**Selected text**
[START]
In March 2005, the FASB issued FASB Interpretation No. 47,
“Accounting for Conditional Asset Retirement Obligations, an
interpretation of FASB Statement No.143” (FIN 47). The primary
purpose of FIN 47 is to clarify that an entity is required to recognize a
liability for the fair value of a conditional asset retirement obligation
when incurred if the liability’s fair value can be reasonably estimated.
FIN 47 is effective no later than the end of fiscal years ending after
December 15, 2005. The adoption of this guidance did not have a
material impact on our net earnings, cash flows or financial position.
14. Other Non-Current Assets
January 28, January 29,
(millions) 2006 2005
Prepaid pension expense $ 752 $ 733
Cash value of life insurance 524 446
Goodwill and intangible assets 183 206
Other 93 126
Total $1,552 $1,511
15. Goodwill and Intangible Assets
Goodwill and intangible assets are recorded within other non-current
assets at cost less accumulated amortization. Goodwill and intangible
assets by major classes were as follows:
Leasehold
Acquisition
Goodwill Costs Other Total
Jan. 28, Jan.29, Jan. 28, Jan.29, Jan. 28, Jan.29, Jan. 28, Jan.29,
(millions) 2006 2005 2006 2005 2006 2005 2006 2005
Gross asset $ 80 $ 80 $ 182 $ 185 $ 205 $ 201 $ 467 $ 466
Accumulated
amortization (20) (20) (70) (52) (194) (188) (284) (260)
Net goodwill
and intangible
assets $ 60 $ 60 $ 112 $ 133 $ 11 $ 13 $ 183 $ 206
Amortization is computed on intangible assets with definite useful
lives using the straight-line method over estimated useful lives that
range from three to 29 years. Amortization expense for the years
2005, 2004 and 2003 was $25 million, $27 million and $30 million,
respectively. The estimated aggregate amortization expense of our
definite-lived intangible assets for each of the five succeeding fiscal
years is as follows:
(millions) 2006 2007 2008 2009 2010
Amortization expense $23 $20 $19 $19 $17
We have goodwill and certain intangible assets that are not
amortized but instead are subject to an annual impairment test.
[END]
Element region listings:
[START]
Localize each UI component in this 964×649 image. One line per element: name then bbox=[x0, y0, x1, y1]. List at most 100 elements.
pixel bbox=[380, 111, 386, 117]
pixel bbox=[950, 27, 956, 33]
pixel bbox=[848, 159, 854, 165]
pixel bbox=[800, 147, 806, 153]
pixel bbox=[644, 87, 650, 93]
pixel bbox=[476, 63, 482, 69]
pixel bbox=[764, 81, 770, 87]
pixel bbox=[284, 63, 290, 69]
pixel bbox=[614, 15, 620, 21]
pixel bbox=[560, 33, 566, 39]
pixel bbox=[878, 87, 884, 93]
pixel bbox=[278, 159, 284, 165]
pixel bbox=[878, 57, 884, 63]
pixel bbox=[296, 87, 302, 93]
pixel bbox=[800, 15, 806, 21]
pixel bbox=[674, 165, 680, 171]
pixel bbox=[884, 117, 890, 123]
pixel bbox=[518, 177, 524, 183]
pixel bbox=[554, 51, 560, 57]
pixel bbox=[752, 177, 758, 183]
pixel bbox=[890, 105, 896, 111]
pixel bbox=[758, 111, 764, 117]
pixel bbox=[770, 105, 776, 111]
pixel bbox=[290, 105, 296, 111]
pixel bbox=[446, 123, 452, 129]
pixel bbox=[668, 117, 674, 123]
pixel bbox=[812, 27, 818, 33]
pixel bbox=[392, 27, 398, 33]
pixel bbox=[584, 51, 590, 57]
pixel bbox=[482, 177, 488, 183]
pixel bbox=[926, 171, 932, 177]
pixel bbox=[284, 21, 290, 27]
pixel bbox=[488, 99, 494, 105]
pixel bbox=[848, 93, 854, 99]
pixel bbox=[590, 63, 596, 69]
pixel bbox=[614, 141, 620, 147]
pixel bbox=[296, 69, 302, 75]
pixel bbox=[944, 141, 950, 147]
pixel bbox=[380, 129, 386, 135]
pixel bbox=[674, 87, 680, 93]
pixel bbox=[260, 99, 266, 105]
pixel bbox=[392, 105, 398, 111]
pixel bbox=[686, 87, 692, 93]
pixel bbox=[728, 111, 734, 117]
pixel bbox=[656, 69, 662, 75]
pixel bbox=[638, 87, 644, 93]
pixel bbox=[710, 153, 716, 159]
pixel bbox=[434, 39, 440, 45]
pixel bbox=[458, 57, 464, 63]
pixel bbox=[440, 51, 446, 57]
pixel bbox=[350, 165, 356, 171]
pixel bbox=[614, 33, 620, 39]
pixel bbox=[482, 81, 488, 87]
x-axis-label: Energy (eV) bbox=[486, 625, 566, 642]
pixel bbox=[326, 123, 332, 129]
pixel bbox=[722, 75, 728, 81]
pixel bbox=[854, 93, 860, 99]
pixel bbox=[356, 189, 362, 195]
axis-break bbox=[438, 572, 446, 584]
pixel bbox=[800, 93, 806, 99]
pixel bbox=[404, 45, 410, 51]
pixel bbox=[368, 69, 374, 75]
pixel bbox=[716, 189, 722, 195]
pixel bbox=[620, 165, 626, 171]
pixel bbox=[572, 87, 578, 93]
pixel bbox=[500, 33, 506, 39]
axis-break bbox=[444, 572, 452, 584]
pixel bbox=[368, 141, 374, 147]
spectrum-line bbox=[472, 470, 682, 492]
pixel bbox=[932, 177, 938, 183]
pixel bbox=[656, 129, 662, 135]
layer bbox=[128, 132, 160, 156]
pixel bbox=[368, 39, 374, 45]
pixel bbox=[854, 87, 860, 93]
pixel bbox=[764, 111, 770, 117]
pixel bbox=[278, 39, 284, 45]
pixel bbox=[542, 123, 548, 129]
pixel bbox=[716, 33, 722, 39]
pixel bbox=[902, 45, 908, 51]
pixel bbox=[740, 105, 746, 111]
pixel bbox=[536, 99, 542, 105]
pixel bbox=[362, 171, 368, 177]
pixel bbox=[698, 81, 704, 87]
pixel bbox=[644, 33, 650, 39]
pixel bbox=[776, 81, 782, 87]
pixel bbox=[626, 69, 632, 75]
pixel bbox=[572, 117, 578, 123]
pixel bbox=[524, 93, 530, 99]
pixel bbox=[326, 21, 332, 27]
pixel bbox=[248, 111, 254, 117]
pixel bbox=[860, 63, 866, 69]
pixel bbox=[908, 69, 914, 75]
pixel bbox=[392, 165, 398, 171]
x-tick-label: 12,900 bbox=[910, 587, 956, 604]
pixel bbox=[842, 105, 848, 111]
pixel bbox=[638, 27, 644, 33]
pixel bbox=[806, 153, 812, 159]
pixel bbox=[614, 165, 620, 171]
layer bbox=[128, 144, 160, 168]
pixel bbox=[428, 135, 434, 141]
[END]
**Given exercise A**
From the financial notes, list every line item in the table under "Other Non-Current Assets," not counting the total.
**Given exercise B**
According to the financial notes, what range of estimated useful lives is used to amortize intangible assets with definite useful lives?

**Exercise response A**
Prepaid pension expense
Cash value of life insurance
Goodwill and intangible assets
Other

**Exercise response B**
Three to 29 years.